··· PROVIDED RECORDS ···
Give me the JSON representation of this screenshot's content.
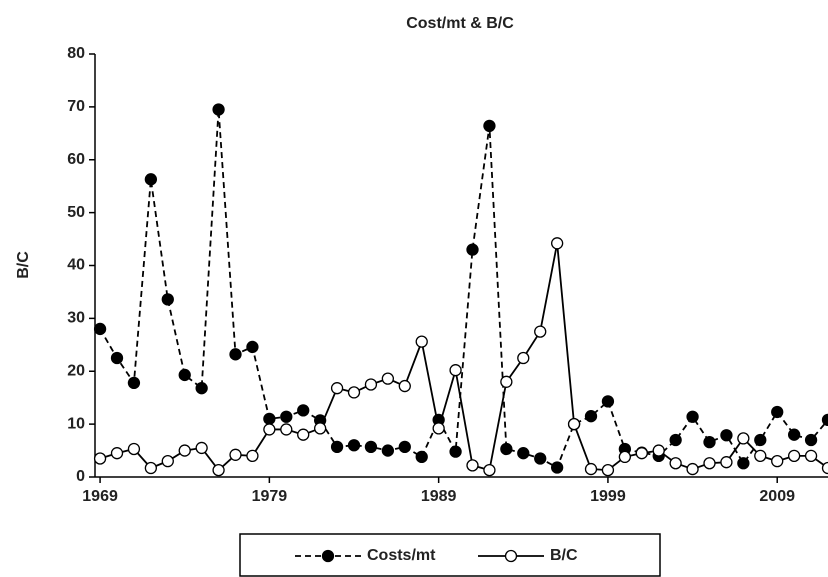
{
  "chart_data": {
    "type": "line",
    "title": "Cost/mt & B/C",
    "y_label": "B/C",
    "x": [
      1969,
      1970,
      1971,
      1972,
      1973,
      1974,
      1975,
      1976,
      1977,
      1978,
      1979,
      1980,
      1981,
      1982,
      1983,
      1984,
      1985,
      1986,
      1987,
      1988,
      1989,
      1990,
      1991,
      1992,
      1993,
      1994,
      1995,
      1996,
      1997,
      1998,
      1999,
      2000,
      2001,
      2002,
      2003,
      2004,
      2005,
      2006,
      2007,
      2008,
      2009,
      2010,
      2011,
      2012
    ],
    "series": [
      {
        "name": "Costs/mt",
        "color": "#000000",
        "marker_fill": "#000000",
        "line_style": "dashed",
        "values": [
          28,
          22.5,
          17.8,
          56.3,
          33.6,
          19.3,
          16.8,
          69.5,
          23.2,
          24.6,
          11,
          11.4,
          12.6,
          10.7,
          5.7,
          6,
          5.7,
          5,
          5.7,
          3.8,
          10.8,
          4.8,
          43,
          66.4,
          5.3,
          4.5,
          3.5,
          1.8,
          10,
          11.5,
          14.3,
          5.3,
          4.6,
          4,
          7,
          11.4,
          6.6,
          7.9,
          2.6,
          7,
          12.3,
          8,
          7,
          10.8
        ]
      },
      {
        "name": "B/C",
        "color": "#000000",
        "marker_fill": "#ffffff",
        "line_style": "solid",
        "values": [
          3.5,
          4.5,
          5.3,
          1.7,
          3,
          5,
          5.5,
          1.3,
          4.2,
          4,
          9,
          9,
          8,
          9.2,
          16.8,
          16,
          17.5,
          18.6,
          17.2,
          25.6,
          9.2,
          20.2,
          2.2,
          1.3,
          18,
          22.5,
          27.5,
          44.2,
          10,
          1.5,
          1.3,
          3.8,
          4.5,
          5,
          2.6,
          1.5,
          2.6,
          2.8,
          7.3,
          4,
          3,
          4,
          4,
          1.7
        ]
      }
    ],
    "xlim": [
      1968.7,
      2012
    ],
    "xticks": [
      1969,
      1979,
      1989,
      1999,
      2009
    ],
    "ylim": [
      0,
      80
    ],
    "yticks": [
      0,
      10,
      20,
      30,
      40,
      50,
      60,
      70,
      80
    ],
    "legend": "bottom"
  }
}
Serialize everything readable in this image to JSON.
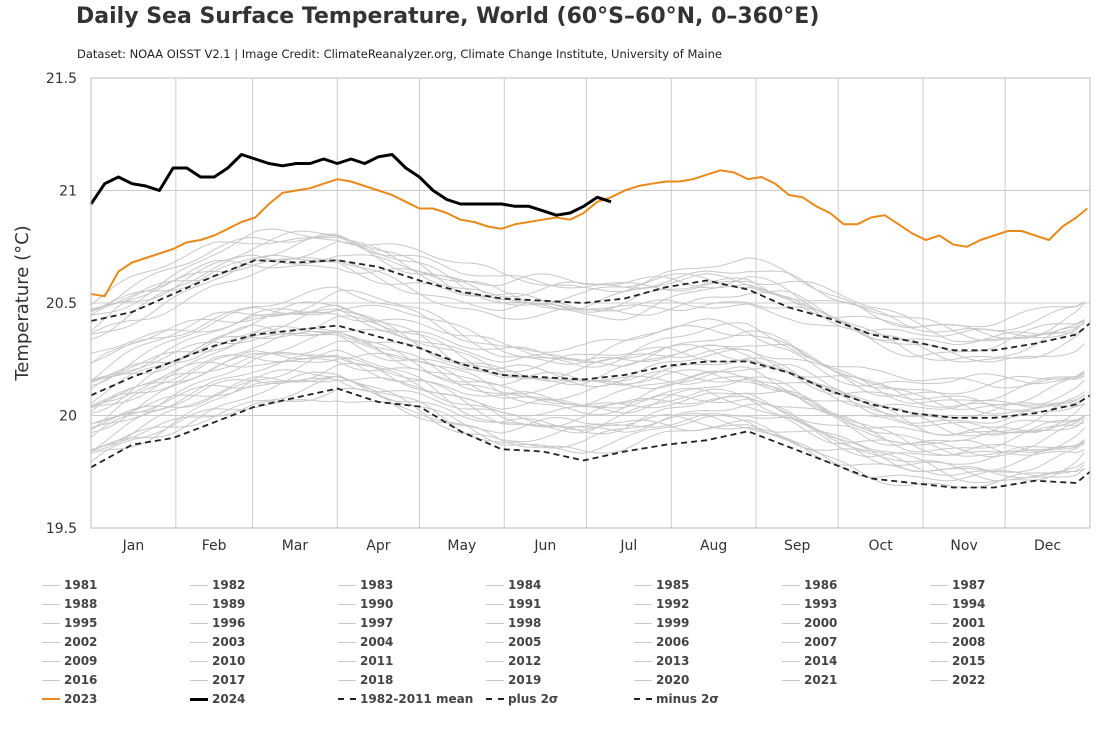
···
_GOAL_: Look for the word "this" in every line of the listing and copy the lines that have it.

_WORKED SOLUTION_:
Give me the JSON representation of this screenshot's content.
Serialize everything readable in this image to JSON.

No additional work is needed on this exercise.